EXERCISE REQUIREMENTS: Select every line containing the word "Degree" from the material, and copy those lines.

PROVIDED RECORDS:
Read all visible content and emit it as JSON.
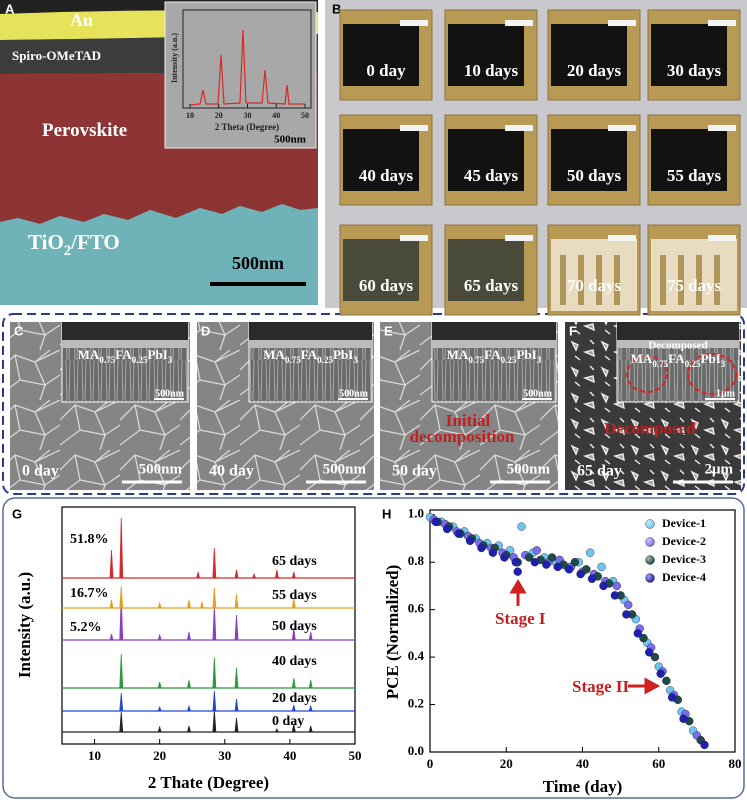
{
  "panels": {
    "A": {
      "letter": "A",
      "layers": [
        "Au",
        "Spiro-OMeTAD",
        "Perovskite",
        "TiO2/FTO"
      ],
      "scale": "500nm",
      "inset": {
        "ylabel": "Intensity (a.u.)",
        "xlabel": "2 Theta (Degree)",
        "xticks": [
          10,
          20,
          30,
          40,
          50
        ],
        "scale": "500nm"
      }
    },
    "B": {
      "letter": "B",
      "labels": [
        "0 day",
        "10 days",
        "20 days",
        "30 days",
        "40 days",
        "45 days",
        "50 days",
        "55 days",
        "60 days",
        "65 days",
        "70 days",
        "75 days"
      ]
    },
    "sem": [
      {
        "letter": "C",
        "inset_label": "MA0.75FA0.25PbI3",
        "inset_scale": "500nm",
        "day": "0 day",
        "scale": "500nm"
      },
      {
        "letter": "D",
        "inset_label": "MA0.75FA0.25PbI3",
        "inset_scale": "500nm",
        "day": "40 day",
        "scale": "500nm"
      },
      {
        "letter": "E",
        "inset_label": "MA0.75FA0.25PbI3",
        "inset_scale": "500nm",
        "day": "50 day",
        "scale": "500nm",
        "note": [
          "Initial",
          "decomposition"
        ]
      },
      {
        "letter": "F",
        "inset_title": "Decomposed",
        "inset_label": "MA0.75FA0.25PbI3",
        "inset_scale": "1μm",
        "day": "65 day",
        "scale": "2μm",
        "note": [
          "Decomposed"
        ]
      }
    ]
  },
  "chart_data": [
    {
      "type": "line",
      "letter": "G",
      "xlabel": "2 Thate (Degree)",
      "ylabel": "Intensity (a.u.)",
      "xlim": [
        5,
        50
      ],
      "xticks": [
        10,
        20,
        30,
        40,
        50
      ],
      "series": [
        {
          "name": "0 day",
          "color": "#222222",
          "x": [
            14.1,
            20,
            24.5,
            28.4,
            31.8,
            38,
            40.6,
            43.2
          ],
          "values": [
            20,
            5,
            6,
            22,
            14,
            3,
            8,
            6
          ]
        },
        {
          "name": "20 days",
          "color": "#2346d6",
          "x": [
            14.1,
            20,
            24.5,
            28.4,
            31.8,
            40.6,
            43.2
          ],
          "values": [
            18,
            4,
            5,
            20,
            12,
            6,
            5
          ]
        },
        {
          "name": "40 days",
          "color": "#2a9a3a",
          "x": [
            14.1,
            20,
            24.5,
            28.4,
            31.8,
            40.6,
            43.2
          ],
          "values": [
            34,
            6,
            8,
            30,
            20,
            10,
            8
          ]
        },
        {
          "name": "50 days",
          "color": "#8a3fc0",
          "annotation": "5.2%",
          "x": [
            12.6,
            14.1,
            20,
            24.5,
            28.4,
            31.8,
            40.6,
            43.2
          ],
          "values": [
            6,
            45,
            5,
            8,
            35,
            25,
            12,
            8
          ]
        },
        {
          "name": "55 days",
          "color": "#e0a020",
          "annotation": "16.7%",
          "x": [
            12.6,
            14.1,
            20,
            24.5,
            26.5,
            28.4,
            31.8,
            40.6
          ],
          "values": [
            8,
            22,
            5,
            8,
            6,
            20,
            14,
            10
          ]
        },
        {
          "name": "65 days",
          "color": "#d42a2a",
          "annotation": "51.8%",
          "x": [
            12.6,
            14.1,
            25.9,
            28.4,
            31.8,
            34.5,
            38,
            40.6
          ],
          "values": [
            28,
            60,
            6,
            30,
            8,
            4,
            8,
            6
          ]
        }
      ]
    },
    {
      "type": "scatter",
      "letter": "H",
      "xlabel": "Time (day)",
      "ylabel": "PCE (Normalized)",
      "xlim": [
        0,
        80
      ],
      "xticks": [
        0,
        20,
        40,
        60,
        80
      ],
      "ylim": [
        0,
        1.02
      ],
      "yticks": [
        {
          "value": 0,
          "label": "0.0"
        },
        0.2,
        0.4,
        0.6,
        0.8,
        {
          "value": 1,
          "label": "1.0"
        }
      ],
      "legend": "upper right",
      "annotations": [
        "Stage I",
        "Stage II"
      ],
      "series": [
        {
          "name": "Device-1",
          "color": "#6ec6f0",
          "x": [
            0,
            3,
            6,
            9,
            12,
            15,
            18,
            21,
            24,
            27,
            30,
            33,
            36,
            39,
            42,
            45,
            48,
            51,
            54,
            57,
            60,
            63,
            66,
            69
          ],
          "values": [
            0.99,
            0.97,
            0.95,
            0.93,
            0.9,
            0.88,
            0.87,
            0.85,
            0.95,
            0.84,
            0.82,
            0.8,
            0.78,
            0.8,
            0.84,
            0.78,
            0.72,
            0.64,
            0.56,
            0.46,
            0.36,
            0.26,
            0.17,
            0.09
          ]
        },
        {
          "name": "Device-2",
          "color": "#7a6cf0",
          "x": [
            1,
            4,
            7,
            10,
            13,
            16,
            19,
            22,
            25,
            28,
            31,
            34,
            37,
            40,
            43,
            46,
            49,
            52,
            55,
            58,
            61,
            64,
            67,
            70
          ],
          "values": [
            0.98,
            0.96,
            0.93,
            0.91,
            0.88,
            0.86,
            0.84,
            0.82,
            0.83,
            0.85,
            0.8,
            0.81,
            0.78,
            0.76,
            0.75,
            0.72,
            0.7,
            0.62,
            0.52,
            0.44,
            0.34,
            0.24,
            0.16,
            0.07
          ]
        },
        {
          "name": "Device-3",
          "color": "#1f4a4a",
          "x": [
            2,
            5,
            8,
            11,
            14,
            17,
            20,
            23,
            26,
            29,
            32,
            35,
            38,
            41,
            44,
            47,
            50,
            53,
            56,
            59,
            62,
            65,
            68,
            71
          ],
          "values": [
            0.97,
            0.95,
            0.92,
            0.9,
            0.87,
            0.86,
            0.83,
            0.8,
            0.82,
            0.81,
            0.82,
            0.79,
            0.8,
            0.77,
            0.74,
            0.71,
            0.66,
            0.58,
            0.48,
            0.4,
            0.3,
            0.22,
            0.13,
            0.05
          ]
        },
        {
          "name": "Device-4",
          "color": "#2020b0",
          "x": [
            1.5,
            4.5,
            7.5,
            10.5,
            13.5,
            16.5,
            19.5,
            22.5,
            23,
            27.5,
            30.5,
            33.5,
            36.5,
            39.5,
            42.5,
            45.5,
            48.5,
            51.5,
            54.5,
            57.5,
            60.5,
            63.5,
            66.5,
            72
          ],
          "values": [
            0.97,
            0.94,
            0.92,
            0.89,
            0.86,
            0.84,
            0.82,
            0.8,
            0.76,
            0.8,
            0.79,
            0.78,
            0.77,
            0.75,
            0.73,
            0.7,
            0.66,
            0.58,
            0.5,
            0.42,
            0.33,
            0.23,
            0.14,
            0.03
          ]
        }
      ]
    }
  ]
}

PROBLEM SOLUTION:
        "xlabel": "2 Theta (Degree)",
      "xlabel": "2 Thate (Degree)",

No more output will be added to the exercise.